Work to do:
Locate the word "درآمد" in the data below, then copy every line that holds it.

** begin Data in this exercise **

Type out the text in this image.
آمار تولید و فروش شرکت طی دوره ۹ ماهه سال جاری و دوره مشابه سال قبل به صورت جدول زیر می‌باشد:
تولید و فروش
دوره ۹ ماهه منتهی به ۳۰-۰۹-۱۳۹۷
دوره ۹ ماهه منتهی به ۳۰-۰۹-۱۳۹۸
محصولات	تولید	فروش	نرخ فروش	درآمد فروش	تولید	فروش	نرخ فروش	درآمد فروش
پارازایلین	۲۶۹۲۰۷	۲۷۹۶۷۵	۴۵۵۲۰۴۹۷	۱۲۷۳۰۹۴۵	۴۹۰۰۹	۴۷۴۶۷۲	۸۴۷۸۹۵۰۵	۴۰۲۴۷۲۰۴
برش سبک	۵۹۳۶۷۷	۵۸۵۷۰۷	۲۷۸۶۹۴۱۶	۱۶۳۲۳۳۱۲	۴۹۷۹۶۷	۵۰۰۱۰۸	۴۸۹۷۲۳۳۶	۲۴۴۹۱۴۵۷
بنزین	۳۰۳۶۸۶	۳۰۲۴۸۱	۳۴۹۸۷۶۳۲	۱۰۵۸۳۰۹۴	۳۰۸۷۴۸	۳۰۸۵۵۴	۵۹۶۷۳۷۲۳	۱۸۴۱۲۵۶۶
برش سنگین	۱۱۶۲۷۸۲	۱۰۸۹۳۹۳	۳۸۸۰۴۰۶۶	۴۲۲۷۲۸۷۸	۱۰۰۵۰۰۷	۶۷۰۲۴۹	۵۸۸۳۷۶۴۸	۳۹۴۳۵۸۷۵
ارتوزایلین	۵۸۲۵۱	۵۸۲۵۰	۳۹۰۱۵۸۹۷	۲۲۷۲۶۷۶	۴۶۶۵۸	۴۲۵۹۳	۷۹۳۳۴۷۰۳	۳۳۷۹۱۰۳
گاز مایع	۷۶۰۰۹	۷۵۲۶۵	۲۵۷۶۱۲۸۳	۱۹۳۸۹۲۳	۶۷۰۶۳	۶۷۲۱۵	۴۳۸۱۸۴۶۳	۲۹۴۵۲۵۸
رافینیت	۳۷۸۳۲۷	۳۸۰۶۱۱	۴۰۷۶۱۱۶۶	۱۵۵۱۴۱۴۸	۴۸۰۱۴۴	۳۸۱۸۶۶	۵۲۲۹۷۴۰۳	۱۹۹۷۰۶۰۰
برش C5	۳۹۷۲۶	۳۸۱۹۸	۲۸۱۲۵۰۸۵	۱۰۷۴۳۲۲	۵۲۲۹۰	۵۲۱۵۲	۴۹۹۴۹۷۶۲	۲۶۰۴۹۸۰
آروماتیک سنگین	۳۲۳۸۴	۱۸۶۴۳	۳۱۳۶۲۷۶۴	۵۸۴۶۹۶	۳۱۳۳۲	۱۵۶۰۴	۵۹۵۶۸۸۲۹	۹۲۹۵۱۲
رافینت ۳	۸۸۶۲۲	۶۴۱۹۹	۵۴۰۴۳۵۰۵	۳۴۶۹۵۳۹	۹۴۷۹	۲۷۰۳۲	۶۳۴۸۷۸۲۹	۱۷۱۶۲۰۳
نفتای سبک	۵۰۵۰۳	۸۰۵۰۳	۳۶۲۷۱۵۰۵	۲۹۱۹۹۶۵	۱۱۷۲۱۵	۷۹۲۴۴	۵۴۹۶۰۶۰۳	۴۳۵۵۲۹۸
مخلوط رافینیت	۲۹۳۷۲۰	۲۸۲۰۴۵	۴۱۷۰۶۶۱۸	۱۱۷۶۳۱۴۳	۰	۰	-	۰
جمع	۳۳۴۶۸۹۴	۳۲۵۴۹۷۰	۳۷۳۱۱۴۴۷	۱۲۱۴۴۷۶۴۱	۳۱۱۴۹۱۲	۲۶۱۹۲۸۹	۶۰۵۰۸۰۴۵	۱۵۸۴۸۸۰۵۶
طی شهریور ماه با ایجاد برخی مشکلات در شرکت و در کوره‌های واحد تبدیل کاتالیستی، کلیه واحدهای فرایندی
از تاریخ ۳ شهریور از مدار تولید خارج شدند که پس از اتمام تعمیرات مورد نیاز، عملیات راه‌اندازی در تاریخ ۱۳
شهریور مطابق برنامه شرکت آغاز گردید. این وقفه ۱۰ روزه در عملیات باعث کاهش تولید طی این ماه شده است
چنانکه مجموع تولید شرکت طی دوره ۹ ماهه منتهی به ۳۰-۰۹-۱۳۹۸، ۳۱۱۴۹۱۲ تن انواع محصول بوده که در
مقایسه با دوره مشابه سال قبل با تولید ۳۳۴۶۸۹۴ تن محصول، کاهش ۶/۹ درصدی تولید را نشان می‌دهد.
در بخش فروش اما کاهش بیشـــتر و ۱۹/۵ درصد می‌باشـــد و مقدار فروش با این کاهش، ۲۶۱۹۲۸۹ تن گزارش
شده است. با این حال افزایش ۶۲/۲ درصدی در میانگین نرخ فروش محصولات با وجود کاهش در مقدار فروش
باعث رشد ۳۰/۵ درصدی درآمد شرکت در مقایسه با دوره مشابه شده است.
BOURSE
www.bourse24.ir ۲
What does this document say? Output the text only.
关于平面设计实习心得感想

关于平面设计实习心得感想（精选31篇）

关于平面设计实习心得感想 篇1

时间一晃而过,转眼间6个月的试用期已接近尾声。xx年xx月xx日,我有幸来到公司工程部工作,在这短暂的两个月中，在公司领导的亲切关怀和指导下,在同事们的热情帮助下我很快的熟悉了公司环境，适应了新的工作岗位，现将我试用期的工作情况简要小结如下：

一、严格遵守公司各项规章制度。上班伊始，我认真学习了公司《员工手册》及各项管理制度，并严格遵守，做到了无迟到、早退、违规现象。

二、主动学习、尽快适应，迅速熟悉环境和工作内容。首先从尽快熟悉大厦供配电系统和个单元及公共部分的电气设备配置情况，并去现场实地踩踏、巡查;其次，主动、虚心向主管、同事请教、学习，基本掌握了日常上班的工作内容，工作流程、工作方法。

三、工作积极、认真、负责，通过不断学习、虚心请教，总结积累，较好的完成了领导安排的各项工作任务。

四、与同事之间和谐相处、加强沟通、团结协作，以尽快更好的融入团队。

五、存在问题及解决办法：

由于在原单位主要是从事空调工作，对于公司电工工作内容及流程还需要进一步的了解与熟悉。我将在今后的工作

** end Data in this exercise **

Answer to this exercise:
محصولات	تولید	فروش	نرخ فروش	درآمد فروش	تولید	فروش	نرخ فروش	درآمد فروش
باعث رشد ۳۰/۵ درصدی درآمد شرکت در مقایسه با دوره مشابه شده است.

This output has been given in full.